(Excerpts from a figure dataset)

════════════════

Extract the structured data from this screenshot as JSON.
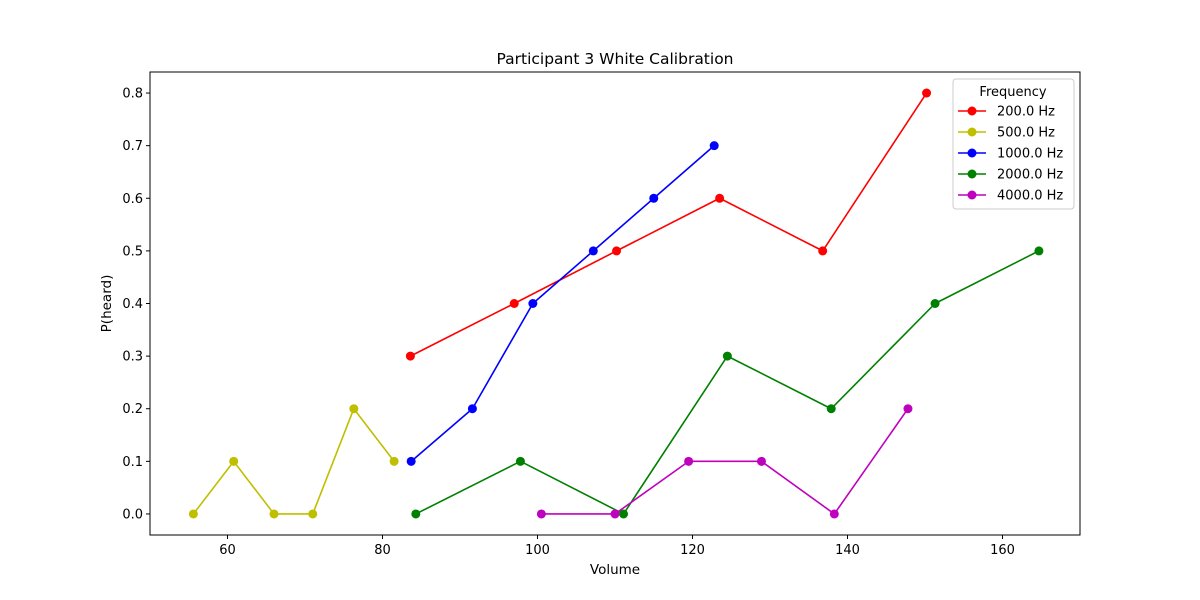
{
  "chart_data": {
    "type": "line",
    "title": "Participant 3 White Calibration",
    "xlabel": "Volume",
    "ylabel": "P(heard)",
    "xlim": [
      50,
      170
    ],
    "ylim": [
      -0.04,
      0.84
    ],
    "xticks": [
      60,
      80,
      100,
      120,
      140,
      160
    ],
    "yticks": [
      0.0,
      0.1,
      0.2,
      0.3,
      0.4,
      0.5,
      0.6,
      0.7,
      0.8
    ],
    "xtick_labels": [
      "60",
      "80",
      "100",
      "120",
      "140",
      "160"
    ],
    "ytick_labels": [
      "0.0",
      "0.1",
      "0.2",
      "0.3",
      "0.4",
      "0.5",
      "0.6",
      "0.7",
      "0.8"
    ],
    "grid": false,
    "legend": {
      "title": "Frequency",
      "position": "top-right"
    },
    "series": [
      {
        "name": "200.0 Hz",
        "color": "#ff0000",
        "x": [
          83.6,
          97.0,
          110.2,
          123.5,
          136.8,
          150.2
        ],
        "y": [
          0.3,
          0.4,
          0.5,
          0.6,
          0.5,
          0.8
        ]
      },
      {
        "name": "500.0 Hz",
        "color": "#bfbf00",
        "x": [
          55.6,
          60.8,
          66.0,
          71.0,
          76.3,
          81.5
        ],
        "y": [
          0.0,
          0.1,
          0.0,
          0.0,
          0.2,
          0.1
        ]
      },
      {
        "name": "1000.0 Hz",
        "color": "#0000ff",
        "x": [
          83.7,
          91.6,
          99.4,
          107.2,
          115.0,
          122.8
        ],
        "y": [
          0.1,
          0.2,
          0.4,
          0.5,
          0.6,
          0.7
        ]
      },
      {
        "name": "2000.0 Hz",
        "color": "#008000",
        "x": [
          84.3,
          97.8,
          111.1,
          124.5,
          137.9,
          151.3,
          164.7
        ],
        "y": [
          0.0,
          0.1,
          0.0,
          0.3,
          0.2,
          0.4,
          0.5
        ]
      },
      {
        "name": "4000.0 Hz",
        "color": "#bf00bf",
        "x": [
          100.5,
          110.0,
          119.5,
          128.9,
          138.3,
          147.8
        ],
        "y": [
          0.0,
          0.0,
          0.1,
          0.1,
          0.0,
          0.2
        ]
      }
    ]
  }
}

════════════════

Pick out each line that holds the string "title".

    "title": "Participant 3 White Calibration",
      "title": "Frequency",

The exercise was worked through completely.